— start —

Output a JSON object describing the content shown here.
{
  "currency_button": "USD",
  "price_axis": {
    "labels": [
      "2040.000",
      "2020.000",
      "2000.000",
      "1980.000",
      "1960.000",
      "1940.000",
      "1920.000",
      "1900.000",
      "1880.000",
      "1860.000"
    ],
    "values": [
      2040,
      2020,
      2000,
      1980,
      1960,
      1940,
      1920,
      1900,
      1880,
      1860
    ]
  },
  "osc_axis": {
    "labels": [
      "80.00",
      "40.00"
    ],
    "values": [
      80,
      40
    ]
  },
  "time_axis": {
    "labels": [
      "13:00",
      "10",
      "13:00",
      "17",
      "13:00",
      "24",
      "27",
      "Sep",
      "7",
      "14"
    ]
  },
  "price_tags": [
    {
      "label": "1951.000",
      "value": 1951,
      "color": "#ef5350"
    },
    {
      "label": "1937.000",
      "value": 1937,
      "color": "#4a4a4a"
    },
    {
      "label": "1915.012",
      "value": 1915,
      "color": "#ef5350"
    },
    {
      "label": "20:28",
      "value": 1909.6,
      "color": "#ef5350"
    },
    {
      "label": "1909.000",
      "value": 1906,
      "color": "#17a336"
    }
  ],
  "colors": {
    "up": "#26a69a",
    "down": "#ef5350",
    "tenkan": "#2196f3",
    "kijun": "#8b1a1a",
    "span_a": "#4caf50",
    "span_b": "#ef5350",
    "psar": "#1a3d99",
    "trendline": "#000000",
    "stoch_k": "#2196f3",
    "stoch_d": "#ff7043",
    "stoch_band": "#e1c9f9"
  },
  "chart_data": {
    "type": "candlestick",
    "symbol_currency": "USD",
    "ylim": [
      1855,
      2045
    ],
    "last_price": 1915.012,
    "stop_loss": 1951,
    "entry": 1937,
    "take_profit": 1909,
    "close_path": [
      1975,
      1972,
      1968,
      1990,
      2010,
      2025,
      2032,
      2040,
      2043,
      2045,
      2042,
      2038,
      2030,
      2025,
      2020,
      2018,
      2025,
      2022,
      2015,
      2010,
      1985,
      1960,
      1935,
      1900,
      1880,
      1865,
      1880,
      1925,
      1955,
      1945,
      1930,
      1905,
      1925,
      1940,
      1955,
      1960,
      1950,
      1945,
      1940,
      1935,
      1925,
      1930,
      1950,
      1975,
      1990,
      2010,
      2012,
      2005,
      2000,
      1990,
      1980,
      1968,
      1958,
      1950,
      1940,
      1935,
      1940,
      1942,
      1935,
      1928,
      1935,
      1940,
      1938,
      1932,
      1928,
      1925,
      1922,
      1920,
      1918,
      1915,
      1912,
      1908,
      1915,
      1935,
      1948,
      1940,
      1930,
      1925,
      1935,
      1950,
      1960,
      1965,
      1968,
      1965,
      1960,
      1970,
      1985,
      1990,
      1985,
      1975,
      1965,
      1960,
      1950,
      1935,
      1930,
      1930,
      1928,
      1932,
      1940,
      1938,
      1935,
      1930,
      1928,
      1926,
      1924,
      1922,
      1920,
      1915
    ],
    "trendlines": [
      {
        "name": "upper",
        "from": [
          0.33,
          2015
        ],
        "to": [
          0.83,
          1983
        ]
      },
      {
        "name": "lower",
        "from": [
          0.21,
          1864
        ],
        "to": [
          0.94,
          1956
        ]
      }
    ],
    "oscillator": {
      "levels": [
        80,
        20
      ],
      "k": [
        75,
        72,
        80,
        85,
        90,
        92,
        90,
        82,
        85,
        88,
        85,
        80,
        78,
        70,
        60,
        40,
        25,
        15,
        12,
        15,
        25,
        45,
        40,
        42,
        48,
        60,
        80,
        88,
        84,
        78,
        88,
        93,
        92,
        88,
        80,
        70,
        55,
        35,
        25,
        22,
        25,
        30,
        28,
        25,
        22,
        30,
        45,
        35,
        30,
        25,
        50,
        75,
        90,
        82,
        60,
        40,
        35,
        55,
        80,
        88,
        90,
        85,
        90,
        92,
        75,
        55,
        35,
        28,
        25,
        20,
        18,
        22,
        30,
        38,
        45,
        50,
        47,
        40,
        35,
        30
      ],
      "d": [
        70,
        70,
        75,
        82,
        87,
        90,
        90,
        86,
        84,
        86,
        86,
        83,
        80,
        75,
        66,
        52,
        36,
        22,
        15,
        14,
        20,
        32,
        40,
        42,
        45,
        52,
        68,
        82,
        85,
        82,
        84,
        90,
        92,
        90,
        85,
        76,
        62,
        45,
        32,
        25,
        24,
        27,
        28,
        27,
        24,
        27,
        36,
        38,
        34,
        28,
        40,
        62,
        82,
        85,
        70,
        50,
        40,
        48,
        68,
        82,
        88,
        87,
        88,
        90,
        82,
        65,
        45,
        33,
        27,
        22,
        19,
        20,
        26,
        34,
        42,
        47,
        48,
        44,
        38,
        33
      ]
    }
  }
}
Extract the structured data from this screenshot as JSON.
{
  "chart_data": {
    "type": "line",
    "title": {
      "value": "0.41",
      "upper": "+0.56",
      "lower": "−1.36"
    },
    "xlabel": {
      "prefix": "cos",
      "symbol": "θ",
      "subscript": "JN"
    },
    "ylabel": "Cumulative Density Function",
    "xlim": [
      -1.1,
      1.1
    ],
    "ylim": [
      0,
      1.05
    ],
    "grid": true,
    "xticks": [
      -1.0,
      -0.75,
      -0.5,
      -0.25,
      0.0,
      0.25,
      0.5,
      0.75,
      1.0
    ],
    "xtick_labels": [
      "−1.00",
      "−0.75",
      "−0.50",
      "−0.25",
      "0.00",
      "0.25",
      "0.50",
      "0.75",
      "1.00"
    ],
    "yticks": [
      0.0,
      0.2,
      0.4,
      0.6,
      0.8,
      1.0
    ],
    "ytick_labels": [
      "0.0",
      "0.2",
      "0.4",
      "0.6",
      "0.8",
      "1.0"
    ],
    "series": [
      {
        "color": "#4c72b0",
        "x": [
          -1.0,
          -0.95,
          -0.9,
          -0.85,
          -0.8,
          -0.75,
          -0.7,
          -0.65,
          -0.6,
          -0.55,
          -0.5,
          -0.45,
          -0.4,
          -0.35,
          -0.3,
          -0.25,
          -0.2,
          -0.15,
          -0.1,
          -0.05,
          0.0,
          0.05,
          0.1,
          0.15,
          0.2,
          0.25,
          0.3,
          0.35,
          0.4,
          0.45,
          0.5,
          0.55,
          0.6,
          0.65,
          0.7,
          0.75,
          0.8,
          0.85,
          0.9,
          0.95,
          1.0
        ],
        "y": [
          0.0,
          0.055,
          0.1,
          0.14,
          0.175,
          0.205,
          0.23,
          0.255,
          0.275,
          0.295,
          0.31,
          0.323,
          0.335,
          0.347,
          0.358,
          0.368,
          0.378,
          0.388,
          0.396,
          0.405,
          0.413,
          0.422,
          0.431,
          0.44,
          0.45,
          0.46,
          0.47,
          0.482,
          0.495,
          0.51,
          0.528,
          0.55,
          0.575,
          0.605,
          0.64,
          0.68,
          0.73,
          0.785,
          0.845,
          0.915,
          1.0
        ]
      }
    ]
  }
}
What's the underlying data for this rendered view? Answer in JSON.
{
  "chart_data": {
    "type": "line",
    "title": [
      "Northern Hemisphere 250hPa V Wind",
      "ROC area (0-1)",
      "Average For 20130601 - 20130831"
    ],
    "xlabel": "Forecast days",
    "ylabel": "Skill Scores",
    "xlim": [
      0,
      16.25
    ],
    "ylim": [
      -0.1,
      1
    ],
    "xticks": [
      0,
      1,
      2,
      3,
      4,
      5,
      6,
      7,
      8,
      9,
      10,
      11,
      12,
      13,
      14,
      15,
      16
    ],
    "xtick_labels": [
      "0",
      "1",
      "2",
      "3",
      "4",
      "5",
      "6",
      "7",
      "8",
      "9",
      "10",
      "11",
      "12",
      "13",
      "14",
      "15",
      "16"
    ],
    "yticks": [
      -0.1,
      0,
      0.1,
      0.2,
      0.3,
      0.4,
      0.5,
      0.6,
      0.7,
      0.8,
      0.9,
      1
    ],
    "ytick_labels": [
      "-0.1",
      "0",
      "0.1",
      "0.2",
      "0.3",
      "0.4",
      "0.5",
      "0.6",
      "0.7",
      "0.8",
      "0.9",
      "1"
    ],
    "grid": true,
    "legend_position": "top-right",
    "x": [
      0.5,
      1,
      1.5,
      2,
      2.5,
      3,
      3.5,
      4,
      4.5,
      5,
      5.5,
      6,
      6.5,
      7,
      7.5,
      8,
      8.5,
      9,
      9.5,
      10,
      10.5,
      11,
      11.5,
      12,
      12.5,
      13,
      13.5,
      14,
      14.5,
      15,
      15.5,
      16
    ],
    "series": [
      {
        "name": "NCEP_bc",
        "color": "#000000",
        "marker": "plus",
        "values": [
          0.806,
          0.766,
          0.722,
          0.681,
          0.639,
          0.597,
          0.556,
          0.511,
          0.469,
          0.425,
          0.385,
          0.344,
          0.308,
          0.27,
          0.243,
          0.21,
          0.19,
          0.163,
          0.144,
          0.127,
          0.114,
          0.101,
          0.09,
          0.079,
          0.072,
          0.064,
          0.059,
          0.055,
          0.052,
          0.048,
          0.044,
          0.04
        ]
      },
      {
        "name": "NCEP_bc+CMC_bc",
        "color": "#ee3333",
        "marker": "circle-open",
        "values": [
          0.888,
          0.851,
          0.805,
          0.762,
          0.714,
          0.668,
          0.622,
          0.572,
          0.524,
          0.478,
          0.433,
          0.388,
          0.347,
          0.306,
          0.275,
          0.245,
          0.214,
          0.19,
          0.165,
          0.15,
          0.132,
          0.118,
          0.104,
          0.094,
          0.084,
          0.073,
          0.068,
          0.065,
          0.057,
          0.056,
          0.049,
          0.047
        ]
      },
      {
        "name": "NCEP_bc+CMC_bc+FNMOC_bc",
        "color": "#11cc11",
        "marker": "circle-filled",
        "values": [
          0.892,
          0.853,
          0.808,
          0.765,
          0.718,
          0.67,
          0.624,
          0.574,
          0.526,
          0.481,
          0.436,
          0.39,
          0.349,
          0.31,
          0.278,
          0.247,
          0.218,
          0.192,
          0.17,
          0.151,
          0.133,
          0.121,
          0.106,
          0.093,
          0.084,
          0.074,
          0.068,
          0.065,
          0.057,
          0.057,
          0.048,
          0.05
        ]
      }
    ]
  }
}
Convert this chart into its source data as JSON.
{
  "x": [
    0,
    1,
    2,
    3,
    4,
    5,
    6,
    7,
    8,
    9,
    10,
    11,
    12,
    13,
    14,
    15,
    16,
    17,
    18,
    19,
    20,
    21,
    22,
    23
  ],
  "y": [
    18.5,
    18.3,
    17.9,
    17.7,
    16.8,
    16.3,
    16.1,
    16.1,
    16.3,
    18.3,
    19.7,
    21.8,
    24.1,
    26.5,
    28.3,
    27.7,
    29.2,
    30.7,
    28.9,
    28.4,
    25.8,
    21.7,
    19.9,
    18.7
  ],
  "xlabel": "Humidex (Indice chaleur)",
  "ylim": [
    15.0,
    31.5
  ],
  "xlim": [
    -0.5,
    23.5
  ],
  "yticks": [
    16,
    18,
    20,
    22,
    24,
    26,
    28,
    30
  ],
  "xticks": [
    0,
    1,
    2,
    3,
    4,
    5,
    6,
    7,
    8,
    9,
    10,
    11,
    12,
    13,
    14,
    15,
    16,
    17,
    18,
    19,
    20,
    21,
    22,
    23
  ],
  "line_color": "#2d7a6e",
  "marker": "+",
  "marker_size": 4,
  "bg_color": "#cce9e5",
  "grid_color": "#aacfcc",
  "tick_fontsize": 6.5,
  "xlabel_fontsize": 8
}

— end —

Give the number of lines that carry the word "this", with nothing added.

--- WRITTEN RESPONSE ---
3